Work instructions: Go through the material below and copy all lines with "deal".

The data:
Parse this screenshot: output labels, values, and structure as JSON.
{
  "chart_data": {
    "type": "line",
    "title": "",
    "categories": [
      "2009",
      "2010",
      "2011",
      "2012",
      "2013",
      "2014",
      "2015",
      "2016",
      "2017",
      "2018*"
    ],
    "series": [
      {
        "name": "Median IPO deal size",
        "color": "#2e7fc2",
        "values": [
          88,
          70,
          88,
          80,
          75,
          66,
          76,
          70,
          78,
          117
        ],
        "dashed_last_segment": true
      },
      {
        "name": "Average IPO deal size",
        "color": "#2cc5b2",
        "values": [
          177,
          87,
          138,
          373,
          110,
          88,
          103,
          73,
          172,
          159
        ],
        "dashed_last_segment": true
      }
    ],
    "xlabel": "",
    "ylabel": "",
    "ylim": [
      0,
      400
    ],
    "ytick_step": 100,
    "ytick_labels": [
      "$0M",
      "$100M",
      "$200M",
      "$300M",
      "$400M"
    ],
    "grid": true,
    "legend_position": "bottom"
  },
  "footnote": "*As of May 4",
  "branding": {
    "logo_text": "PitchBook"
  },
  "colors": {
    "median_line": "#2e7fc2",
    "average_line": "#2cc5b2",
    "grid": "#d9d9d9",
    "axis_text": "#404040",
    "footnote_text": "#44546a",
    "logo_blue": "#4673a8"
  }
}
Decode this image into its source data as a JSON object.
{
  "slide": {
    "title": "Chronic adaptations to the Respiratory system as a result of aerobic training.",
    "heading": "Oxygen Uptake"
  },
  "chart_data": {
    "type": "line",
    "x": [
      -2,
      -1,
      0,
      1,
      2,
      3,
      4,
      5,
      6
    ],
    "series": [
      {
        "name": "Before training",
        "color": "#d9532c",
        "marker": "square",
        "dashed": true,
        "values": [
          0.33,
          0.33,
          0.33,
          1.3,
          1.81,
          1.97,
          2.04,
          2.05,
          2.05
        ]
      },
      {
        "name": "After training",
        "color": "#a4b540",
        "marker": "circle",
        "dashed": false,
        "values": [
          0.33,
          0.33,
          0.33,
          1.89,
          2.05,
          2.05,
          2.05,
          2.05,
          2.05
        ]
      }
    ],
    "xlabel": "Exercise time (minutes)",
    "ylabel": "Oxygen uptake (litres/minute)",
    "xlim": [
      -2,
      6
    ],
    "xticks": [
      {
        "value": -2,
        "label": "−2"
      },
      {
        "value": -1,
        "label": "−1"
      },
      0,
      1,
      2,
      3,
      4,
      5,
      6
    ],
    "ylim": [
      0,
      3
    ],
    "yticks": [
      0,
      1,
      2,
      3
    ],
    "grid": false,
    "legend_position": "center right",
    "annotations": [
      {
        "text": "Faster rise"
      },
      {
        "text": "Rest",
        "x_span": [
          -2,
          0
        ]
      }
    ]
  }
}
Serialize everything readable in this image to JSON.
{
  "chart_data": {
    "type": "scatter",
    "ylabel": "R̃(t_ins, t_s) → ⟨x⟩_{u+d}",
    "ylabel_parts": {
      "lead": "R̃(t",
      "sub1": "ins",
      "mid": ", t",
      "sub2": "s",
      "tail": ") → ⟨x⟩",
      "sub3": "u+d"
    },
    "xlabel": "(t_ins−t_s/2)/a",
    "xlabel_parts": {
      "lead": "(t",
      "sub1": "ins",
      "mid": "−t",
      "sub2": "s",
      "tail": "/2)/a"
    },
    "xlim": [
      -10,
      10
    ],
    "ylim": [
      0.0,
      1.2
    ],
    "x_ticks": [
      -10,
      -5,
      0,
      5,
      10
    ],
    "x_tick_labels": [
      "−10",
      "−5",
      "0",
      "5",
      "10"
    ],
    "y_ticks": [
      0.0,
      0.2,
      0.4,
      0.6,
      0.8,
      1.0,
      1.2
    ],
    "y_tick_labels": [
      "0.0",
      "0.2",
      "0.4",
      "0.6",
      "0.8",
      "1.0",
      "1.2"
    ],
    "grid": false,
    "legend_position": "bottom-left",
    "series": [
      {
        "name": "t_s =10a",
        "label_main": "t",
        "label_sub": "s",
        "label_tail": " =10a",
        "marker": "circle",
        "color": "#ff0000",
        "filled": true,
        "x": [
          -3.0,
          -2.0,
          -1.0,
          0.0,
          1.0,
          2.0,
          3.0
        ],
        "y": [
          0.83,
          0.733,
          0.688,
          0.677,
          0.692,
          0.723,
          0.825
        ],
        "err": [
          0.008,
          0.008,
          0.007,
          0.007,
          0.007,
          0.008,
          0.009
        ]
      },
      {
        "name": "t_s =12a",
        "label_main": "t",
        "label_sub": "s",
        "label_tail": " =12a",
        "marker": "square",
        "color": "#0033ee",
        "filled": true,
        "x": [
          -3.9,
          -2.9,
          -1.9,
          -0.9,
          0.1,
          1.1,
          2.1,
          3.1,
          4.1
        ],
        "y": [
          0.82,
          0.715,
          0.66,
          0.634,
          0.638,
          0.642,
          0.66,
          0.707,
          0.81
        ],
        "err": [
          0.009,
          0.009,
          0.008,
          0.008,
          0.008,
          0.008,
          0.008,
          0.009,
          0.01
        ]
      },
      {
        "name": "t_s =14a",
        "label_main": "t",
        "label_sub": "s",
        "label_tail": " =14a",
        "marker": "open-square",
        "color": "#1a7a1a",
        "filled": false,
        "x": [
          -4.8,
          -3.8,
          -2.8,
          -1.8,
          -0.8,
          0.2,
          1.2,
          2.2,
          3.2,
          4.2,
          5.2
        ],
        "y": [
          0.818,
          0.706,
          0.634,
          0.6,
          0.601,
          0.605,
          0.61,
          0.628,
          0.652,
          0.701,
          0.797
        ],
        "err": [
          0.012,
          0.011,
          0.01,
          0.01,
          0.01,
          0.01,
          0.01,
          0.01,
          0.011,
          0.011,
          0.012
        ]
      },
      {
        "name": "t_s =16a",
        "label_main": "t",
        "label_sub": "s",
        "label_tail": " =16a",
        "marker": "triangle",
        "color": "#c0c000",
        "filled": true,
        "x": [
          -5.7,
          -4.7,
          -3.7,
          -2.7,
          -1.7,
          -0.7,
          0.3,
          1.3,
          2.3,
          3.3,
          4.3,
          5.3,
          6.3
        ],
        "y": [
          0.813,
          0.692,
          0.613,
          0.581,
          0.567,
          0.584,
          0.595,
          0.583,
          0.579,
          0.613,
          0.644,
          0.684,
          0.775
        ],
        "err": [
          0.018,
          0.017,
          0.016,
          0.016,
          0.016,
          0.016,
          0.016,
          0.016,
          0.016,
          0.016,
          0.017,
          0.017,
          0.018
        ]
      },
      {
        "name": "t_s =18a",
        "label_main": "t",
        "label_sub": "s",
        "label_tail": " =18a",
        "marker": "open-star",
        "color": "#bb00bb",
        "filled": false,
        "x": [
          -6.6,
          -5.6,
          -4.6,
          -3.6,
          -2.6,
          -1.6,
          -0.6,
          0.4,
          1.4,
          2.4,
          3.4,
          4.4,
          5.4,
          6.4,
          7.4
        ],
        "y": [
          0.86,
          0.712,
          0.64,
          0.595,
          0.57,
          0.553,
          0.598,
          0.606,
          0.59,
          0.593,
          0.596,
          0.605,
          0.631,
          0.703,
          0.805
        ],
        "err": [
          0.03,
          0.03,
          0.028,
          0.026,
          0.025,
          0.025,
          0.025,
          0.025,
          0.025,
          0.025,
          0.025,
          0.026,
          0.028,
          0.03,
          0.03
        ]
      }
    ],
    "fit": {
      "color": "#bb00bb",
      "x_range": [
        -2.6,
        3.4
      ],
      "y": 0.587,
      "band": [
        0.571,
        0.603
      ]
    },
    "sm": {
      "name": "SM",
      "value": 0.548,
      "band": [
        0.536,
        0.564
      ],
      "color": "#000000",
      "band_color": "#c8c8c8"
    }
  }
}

Answer to the exercise:
        "name": "Median IPO deal size",
        "name": "Average IPO deal size",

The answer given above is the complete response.